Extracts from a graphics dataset
================================

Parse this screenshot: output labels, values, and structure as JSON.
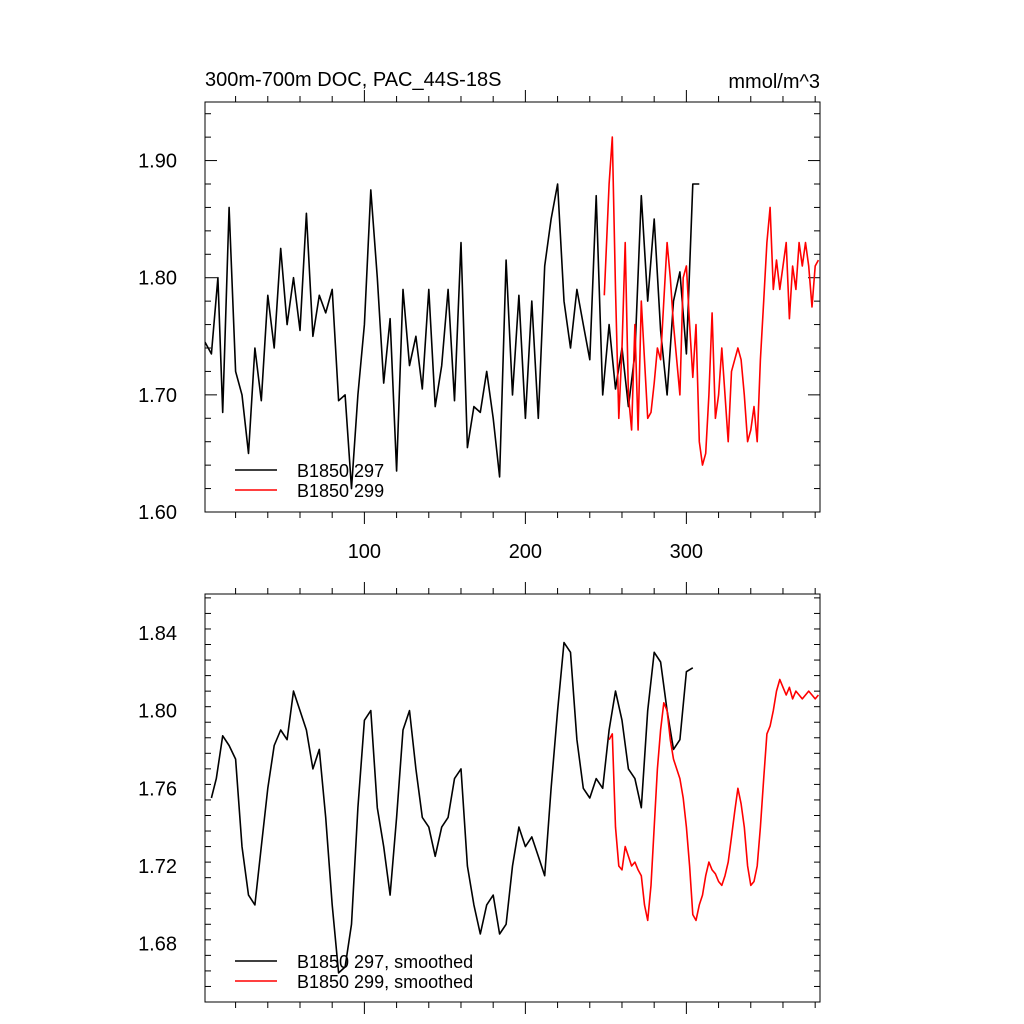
{
  "chart_data": [
    {
      "type": "line",
      "title": "300m-700m DOC, PAC_44S-18S",
      "units": "mmol/m^3",
      "xlabel": "",
      "ylabel": "",
      "xlim": [
        1,
        383
      ],
      "ylim": [
        1.6,
        1.95
      ],
      "x_ticks": [
        100,
        200,
        300
      ],
      "y_ticks": [
        "1.60",
        "1.70",
        "1.80",
        "1.90"
      ],
      "x_tick_labels_visible": true,
      "legend_position": "bottom-left",
      "series": [
        {
          "name": "B1850 297",
          "color": "#000000",
          "x": [
            1,
            5,
            9,
            12,
            16,
            20,
            24,
            28,
            32,
            36,
            40,
            44,
            48,
            52,
            56,
            60,
            64,
            68,
            72,
            76,
            80,
            84,
            88,
            92,
            96,
            100,
            104,
            108,
            112,
            116,
            120,
            124,
            128,
            132,
            136,
            140,
            144,
            148,
            152,
            156,
            160,
            164,
            168,
            172,
            176,
            180,
            184,
            188,
            192,
            196,
            200,
            204,
            208,
            212,
            216,
            220,
            224,
            228,
            232,
            236,
            240,
            244,
            248,
            252,
            256,
            260,
            264,
            268,
            272,
            276,
            280,
            284,
            288,
            292,
            296,
            300,
            304,
            308
          ],
          "y": [
            1.745,
            1.735,
            1.8,
            1.685,
            1.86,
            1.72,
            1.7,
            1.65,
            1.74,
            1.695,
            1.785,
            1.74,
            1.825,
            1.76,
            1.8,
            1.755,
            1.855,
            1.75,
            1.785,
            1.77,
            1.79,
            1.695,
            1.7,
            1.62,
            1.7,
            1.76,
            1.875,
            1.8,
            1.71,
            1.765,
            1.635,
            1.79,
            1.725,
            1.75,
            1.705,
            1.79,
            1.69,
            1.725,
            1.79,
            1.695,
            1.83,
            1.655,
            1.69,
            1.685,
            1.72,
            1.68,
            1.63,
            1.815,
            1.7,
            1.785,
            1.68,
            1.78,
            1.68,
            1.81,
            1.85,
            1.88,
            1.78,
            1.74,
            1.79,
            1.76,
            1.73,
            1.87,
            1.7,
            1.76,
            1.705,
            1.74,
            1.69,
            1.735,
            1.87,
            1.78,
            1.85,
            1.755,
            1.7,
            1.78,
            1.805,
            1.735,
            1.88,
            1.88
          ]
        },
        {
          "name": "B1850 299",
          "color": "#ff0000",
          "x": [
            249,
            252,
            254,
            256,
            258,
            260,
            262,
            264,
            266,
            268,
            270,
            272,
            274,
            276,
            278,
            280,
            282,
            284,
            286,
            288,
            290,
            292,
            294,
            296,
            298,
            300,
            302,
            304,
            306,
            308,
            310,
            312,
            314,
            316,
            318,
            320,
            322,
            324,
            326,
            328,
            330,
            332,
            334,
            336,
            338,
            340,
            342,
            344,
            346,
            348,
            350,
            352,
            354,
            356,
            358,
            360,
            362,
            364,
            366,
            368,
            370,
            372,
            374,
            376,
            378,
            380,
            382
          ],
          "y": [
            1.785,
            1.88,
            1.92,
            1.79,
            1.68,
            1.74,
            1.83,
            1.7,
            1.67,
            1.76,
            1.67,
            1.78,
            1.73,
            1.68,
            1.685,
            1.71,
            1.74,
            1.73,
            1.78,
            1.83,
            1.8,
            1.76,
            1.73,
            1.7,
            1.8,
            1.81,
            1.76,
            1.715,
            1.76,
            1.66,
            1.64,
            1.65,
            1.7,
            1.77,
            1.68,
            1.7,
            1.74,
            1.7,
            1.66,
            1.72,
            1.73,
            1.74,
            1.73,
            1.7,
            1.66,
            1.67,
            1.69,
            1.66,
            1.73,
            1.78,
            1.83,
            1.86,
            1.79,
            1.815,
            1.79,
            1.81,
            1.83,
            1.765,
            1.81,
            1.79,
            1.83,
            1.81,
            1.83,
            1.81,
            1.775,
            1.81,
            1.815
          ]
        }
      ]
    },
    {
      "type": "line",
      "title": "",
      "xlabel": "",
      "ylabel": "",
      "xlim": [
        1,
        383
      ],
      "ylim": [
        1.65,
        1.86
      ],
      "x_ticks": [
        100,
        200,
        300
      ],
      "y_ticks": [
        "1.68",
        "1.72",
        "1.76",
        "1.80",
        "1.84"
      ],
      "x_tick_labels_visible": false,
      "legend_position": "bottom-left",
      "series": [
        {
          "name": "B1850 297, smoothed",
          "color": "#000000",
          "x": [
            5,
            8,
            12,
            16,
            20,
            24,
            28,
            32,
            36,
            40,
            44,
            48,
            52,
            56,
            60,
            64,
            68,
            72,
            76,
            80,
            84,
            88,
            92,
            96,
            100,
            104,
            108,
            112,
            116,
            120,
            124,
            128,
            132,
            136,
            140,
            144,
            148,
            152,
            156,
            160,
            164,
            168,
            172,
            176,
            180,
            184,
            188,
            192,
            196,
            200,
            204,
            208,
            212,
            216,
            220,
            224,
            228,
            232,
            236,
            240,
            244,
            248,
            252,
            256,
            260,
            264,
            268,
            272,
            276,
            280,
            284,
            288,
            292,
            296,
            300,
            304
          ],
          "y": [
            1.755,
            1.765,
            1.787,
            1.782,
            1.775,
            1.73,
            1.705,
            1.7,
            1.73,
            1.76,
            1.782,
            1.79,
            1.785,
            1.81,
            1.8,
            1.79,
            1.77,
            1.78,
            1.745,
            1.7,
            1.665,
            1.668,
            1.69,
            1.75,
            1.795,
            1.8,
            1.75,
            1.73,
            1.705,
            1.745,
            1.79,
            1.8,
            1.77,
            1.745,
            1.74,
            1.725,
            1.74,
            1.745,
            1.765,
            1.77,
            1.72,
            1.7,
            1.685,
            1.7,
            1.705,
            1.685,
            1.69,
            1.72,
            1.74,
            1.73,
            1.735,
            1.725,
            1.715,
            1.76,
            1.8,
            1.835,
            1.83,
            1.785,
            1.76,
            1.755,
            1.765,
            1.76,
            1.79,
            1.81,
            1.795,
            1.77,
            1.765,
            1.75,
            1.8,
            1.83,
            1.825,
            1.8,
            1.78,
            1.785,
            1.82,
            1.822
          ]
        },
        {
          "name": "B1850 299, smoothed",
          "color": "#ff0000",
          "x": [
            252,
            254,
            256,
            258,
            260,
            262,
            264,
            266,
            268,
            270,
            272,
            274,
            276,
            278,
            280,
            282,
            284,
            286,
            288,
            290,
            292,
            294,
            296,
            298,
            300,
            302,
            304,
            306,
            308,
            310,
            312,
            314,
            316,
            318,
            320,
            322,
            324,
            326,
            328,
            330,
            332,
            334,
            336,
            338,
            340,
            342,
            344,
            346,
            348,
            350,
            352,
            354,
            356,
            358,
            360,
            362,
            364,
            366,
            368,
            370,
            372,
            374,
            376,
            378,
            380,
            382
          ],
          "y": [
            1.785,
            1.788,
            1.74,
            1.72,
            1.718,
            1.73,
            1.725,
            1.72,
            1.722,
            1.718,
            1.715,
            1.7,
            1.692,
            1.71,
            1.74,
            1.77,
            1.79,
            1.804,
            1.8,
            1.785,
            1.775,
            1.77,
            1.765,
            1.755,
            1.74,
            1.72,
            1.695,
            1.692,
            1.7,
            1.705,
            1.715,
            1.722,
            1.718,
            1.716,
            1.712,
            1.71,
            1.715,
            1.722,
            1.735,
            1.748,
            1.76,
            1.752,
            1.74,
            1.72,
            1.71,
            1.712,
            1.72,
            1.74,
            1.765,
            1.788,
            1.792,
            1.8,
            1.81,
            1.816,
            1.812,
            1.808,
            1.812,
            1.806,
            1.81,
            1.808,
            1.806,
            1.808,
            1.81,
            1.808,
            1.806,
            1.808
          ]
        }
      ]
    }
  ]
}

================================

- What this task involves
State how many lines of the data include the word "title", with nothing else.

- Result for this task
2